# [本文]
-----
CD :「Just For Live at Kyoto takutaku」Rock’N’ Roll Gypsies (2019年/ RRGP. Records)

2018年10月19日から3日間にわたり、京都・磔磔にて行われた「Big Beat Carnival in takutaku Special 3 days」の模様を収録したライブ盤。ドラムスの池畑の60回目の誕生日を祝った企画であり、ライブ中のMCいわく「池畑祭り」。

ディスク表面の記載を読むと3日間で合計21曲、そのうち16曲をCDに収録。収録曲のラストは下山が歌う「Living on the Borderland」。ライブアルバムの終わり方としてはやや唐突な感じながらも(下山ファンの方、ごめんなさい)、賑やかに盛り上がったのであろう「池畑祭り」の一端がよく伝わってくる。(ちなみに記載によれば、ステージ自体は「夢うつつ」で締めくくられた様子。)

還暦祝いだからといって年配者扱いするわけではないのだが、ロックンロール・ジプシーズ以外のパートも含め、3連チャンというのはさぞかしきついのでは、という心配はまったく余計なお節介。いいぞ、池畑!! とできるものなら叫んでみたい。中日なかび2日目の中だるみもなく、「祭り」の主役、池畑はもとより、花田、下山、市川も揃って最初から最後まで、見事にかっ飛ばしてくれている。

ふつう、金太郎飴のような、というと、均質的でつまらない、といったあまりよろしくない意味合いで使われることが多いものだが、本盤ではむしろ正反対のポジティブな意味で、まるで金太郎飴のよう。頭から尻尾まで、連日どこを切ってもテンション途切れず、一粒口に放り込めば即、クセになりそうな味がする。
-----
# [収集資料]
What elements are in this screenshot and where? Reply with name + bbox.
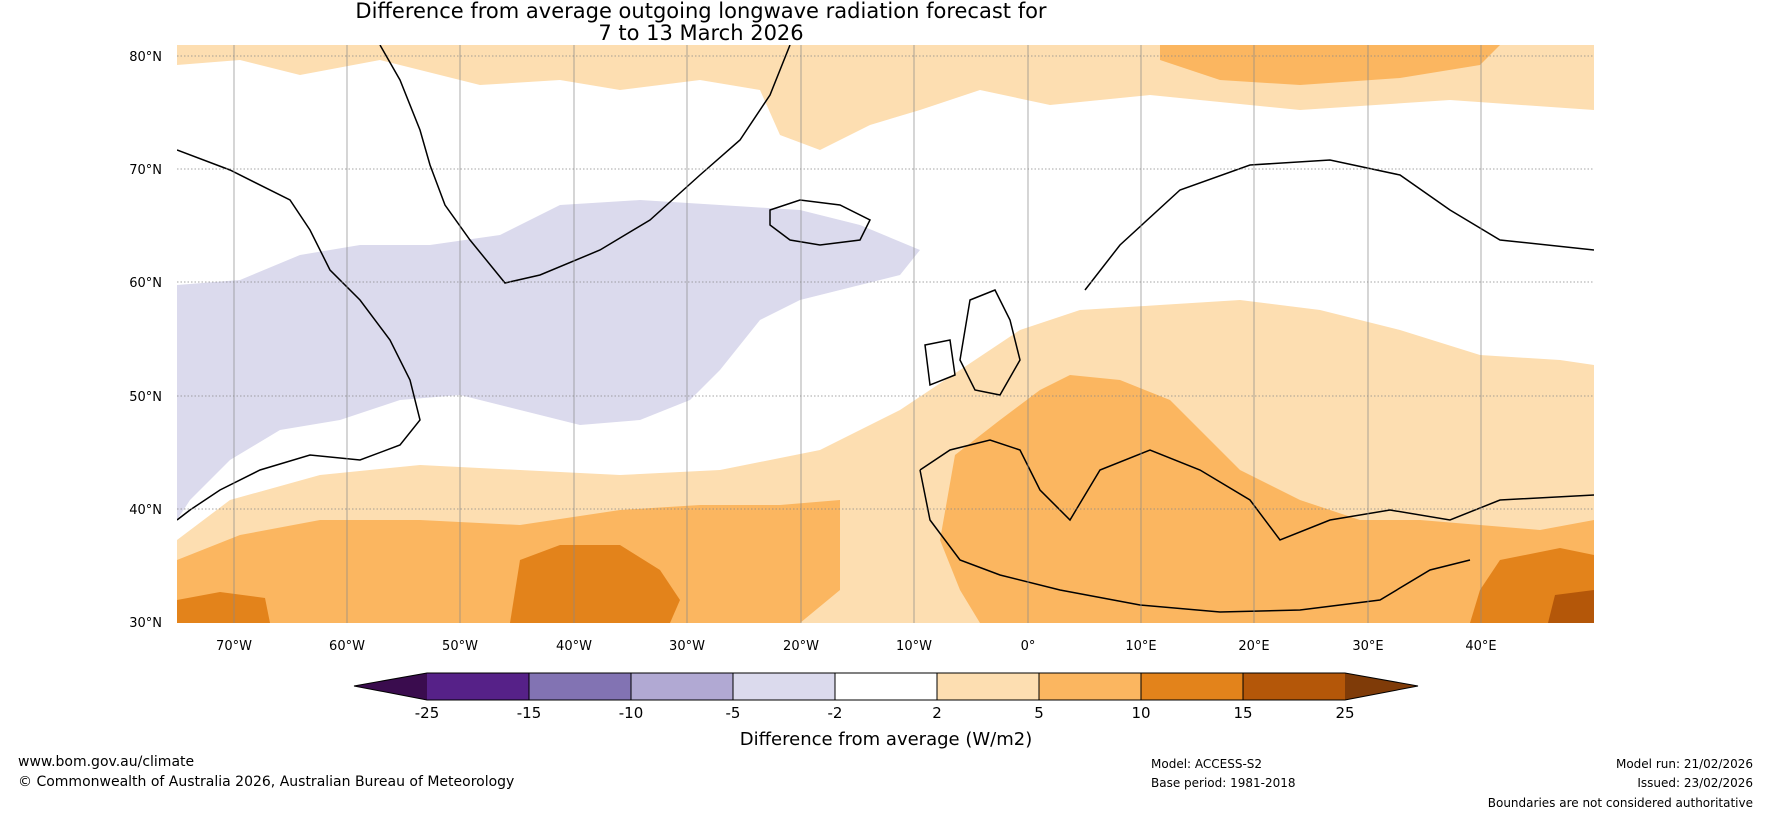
-----
# [課題]
本文では、ふつうは否定的に使われる「金太郎飴のような」という表現を、本盤については正反対の肯定的な意味で用いている。そう言える理由を、本文の記述に沿って説明せよ。

# [回答]
「金太郎飴のような」は、ふつう均質的でつまらないという否定的な意味で使われる。一方、本盤は頭から尻尾まで、連日どこを切ってもテンションが途切れない。そのため、どこを切っても同じ顔が出る金太郎飴のように、同じ高い熱量が続いているという肯定的な意味になる。一粒口に放り込めばすぐクセになりそうな味がする、とも述べられている。